Output only the lines from the one holding "Read out every word on this page." to the end of the data below, please, copied exactly.
* START Exercise input *
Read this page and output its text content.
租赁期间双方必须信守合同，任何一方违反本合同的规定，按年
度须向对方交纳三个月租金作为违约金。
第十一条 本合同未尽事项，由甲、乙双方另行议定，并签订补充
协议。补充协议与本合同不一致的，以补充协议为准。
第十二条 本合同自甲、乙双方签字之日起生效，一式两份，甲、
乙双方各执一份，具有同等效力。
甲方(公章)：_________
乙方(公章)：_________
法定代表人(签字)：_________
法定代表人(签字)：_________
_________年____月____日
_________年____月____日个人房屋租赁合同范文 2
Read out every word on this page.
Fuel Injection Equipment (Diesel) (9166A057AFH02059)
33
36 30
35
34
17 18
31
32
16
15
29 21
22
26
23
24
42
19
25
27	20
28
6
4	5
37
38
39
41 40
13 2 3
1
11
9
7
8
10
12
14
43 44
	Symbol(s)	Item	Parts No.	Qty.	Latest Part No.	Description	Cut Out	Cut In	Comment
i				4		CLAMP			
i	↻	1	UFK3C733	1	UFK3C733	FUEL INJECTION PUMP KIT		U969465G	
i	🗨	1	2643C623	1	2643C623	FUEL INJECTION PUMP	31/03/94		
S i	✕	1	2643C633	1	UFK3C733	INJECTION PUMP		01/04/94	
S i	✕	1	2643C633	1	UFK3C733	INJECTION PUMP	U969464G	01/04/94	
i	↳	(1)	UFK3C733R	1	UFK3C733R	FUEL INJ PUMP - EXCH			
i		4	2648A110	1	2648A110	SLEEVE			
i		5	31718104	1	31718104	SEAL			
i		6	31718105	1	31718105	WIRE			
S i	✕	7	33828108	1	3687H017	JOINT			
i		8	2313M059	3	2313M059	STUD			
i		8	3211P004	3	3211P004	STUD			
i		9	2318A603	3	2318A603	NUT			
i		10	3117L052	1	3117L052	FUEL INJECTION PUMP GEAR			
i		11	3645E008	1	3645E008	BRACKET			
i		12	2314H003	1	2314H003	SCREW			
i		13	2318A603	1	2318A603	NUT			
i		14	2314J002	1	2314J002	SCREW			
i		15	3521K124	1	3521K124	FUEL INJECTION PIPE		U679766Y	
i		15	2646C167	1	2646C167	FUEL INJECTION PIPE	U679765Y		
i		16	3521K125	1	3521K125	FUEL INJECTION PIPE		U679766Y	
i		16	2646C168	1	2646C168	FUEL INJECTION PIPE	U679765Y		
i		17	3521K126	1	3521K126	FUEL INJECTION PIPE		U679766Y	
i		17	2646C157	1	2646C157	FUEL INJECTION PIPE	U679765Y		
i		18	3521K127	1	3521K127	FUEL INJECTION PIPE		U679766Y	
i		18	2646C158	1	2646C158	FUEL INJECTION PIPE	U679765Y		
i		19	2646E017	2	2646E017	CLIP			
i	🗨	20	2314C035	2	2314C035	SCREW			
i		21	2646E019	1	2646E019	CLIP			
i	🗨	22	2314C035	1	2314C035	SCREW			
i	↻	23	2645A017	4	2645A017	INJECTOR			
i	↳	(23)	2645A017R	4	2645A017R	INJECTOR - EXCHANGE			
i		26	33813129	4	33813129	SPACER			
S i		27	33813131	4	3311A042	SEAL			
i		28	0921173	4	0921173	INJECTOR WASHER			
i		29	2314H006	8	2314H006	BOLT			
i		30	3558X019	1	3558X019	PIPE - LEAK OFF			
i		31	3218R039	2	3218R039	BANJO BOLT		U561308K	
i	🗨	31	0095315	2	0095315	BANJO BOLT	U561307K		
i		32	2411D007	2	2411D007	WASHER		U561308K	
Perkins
* END Exercise input *
#### [Answer in full]
Read out every word on this page.
Fuel Injection Equipment (Diesel) (9166A057AFH02059)
33
36 30
35
34
17 18
31
32
16
15
29 21
22
26
23
24
42
19
25
27	20
28
6
4	5
37
38
39
41 40
13 2 3
1
11
9
7
8
10
12
14
43 44
	Symbol(s)	Item	Parts No.	Qty.	Latest Part No.	Description	Cut Out	Cut In	Comment
i				4		CLAMP			
i	↻	1	UFK3C733	1	UFK3C733	FUEL INJECTION PUMP KIT		U969465G	
i	🗨	1	2643C623	1	2643C623	FUEL INJECTION PUMP	31/03/94		
S i	✕	1	2643C633	1	UFK3C733	INJECTION PUMP		01/04/94	
S i	✕	1	2643C633	1	UFK3C733	INJECTION PUMP	U969464G	01/04/94	
i	↳	(1)	UFK3C733R	1	UFK3C733R	FUEL INJ PUMP - EXCH			
i		4	2648A110	1	2648A110	SLEEVE			
i		5	31718104	1	31718104	SEAL			
i		6	31718105	1	31718105	WIRE			
S i	✕	7	33828108	1	3687H017	JOINT			
i		8	2313M059	3	2313M059	STUD			
i		8	3211P004	3	3211P004	STUD			
i		9	2318A603	3	2318A603	NUT			
i		10	3117L052	1	3117L052	FUEL INJECTION PUMP GEAR			
i		11	3645E008	1	3645E008	BRACKET			
i		12	2314H003	1	2314H003	SCREW			
i		13	2318A603	1	2318A603	NUT			
i		14	2314J002	1	2314J002	SCREW			
i		15	3521K124	1	3521K124	FUEL INJECTION PIPE		U679766Y	
i		15	2646C167	1	2646C167	FUEL INJECTION PIPE	U679765Y		
i		16	3521K125	1	3521K125	FUEL INJECTION PIPE		U679766Y	
i		16	2646C168	1	2646C168	FUEL INJECTION PIPE	U679765Y		
i		17	3521K126	1	3521K126	FUEL INJECTION PIPE		U679766Y	
i		17	2646C157	1	2646C157	FUEL INJECTION PIPE	U679765Y		
i		18	3521K127	1	3521K127	FUEL INJECTION PIPE		U679766Y	
i		18	2646C158	1	2646C158	FUEL INJECTION PIPE	U679765Y		
i		19	2646E017	2	2646E017	CLIP			
i	🗨	20	2314C035	2	2314C035	SCREW			
i		21	2646E019	1	2646E019	CLIP			
i	🗨	22	2314C035	1	2314C035	SCREW			
i	↻	23	2645A017	4	2645A017	INJECTOR			
i	↳	(23)	2645A017R	4	2645A017R	INJECTOR - EXCHANGE			
i		26	33813129	4	33813129	SPACER			
S i		27	33813131	4	3311A042	SEAL			
i		28	0921173	4	0921173	INJECTOR WASHER			
i		29	2314H006	8	2314H006	BOLT			
i		30	3558X019	1	3558X019	PIPE - LEAK OFF			
i		31	3218R039	2	3218R039	BANJO BOLT		U561308K	
i	🗨	31	0095315	2	0095315	BANJO BOLT	U561307K		
i		32	2411D007	2	2411D007	WASHER		U561308K	
Perkins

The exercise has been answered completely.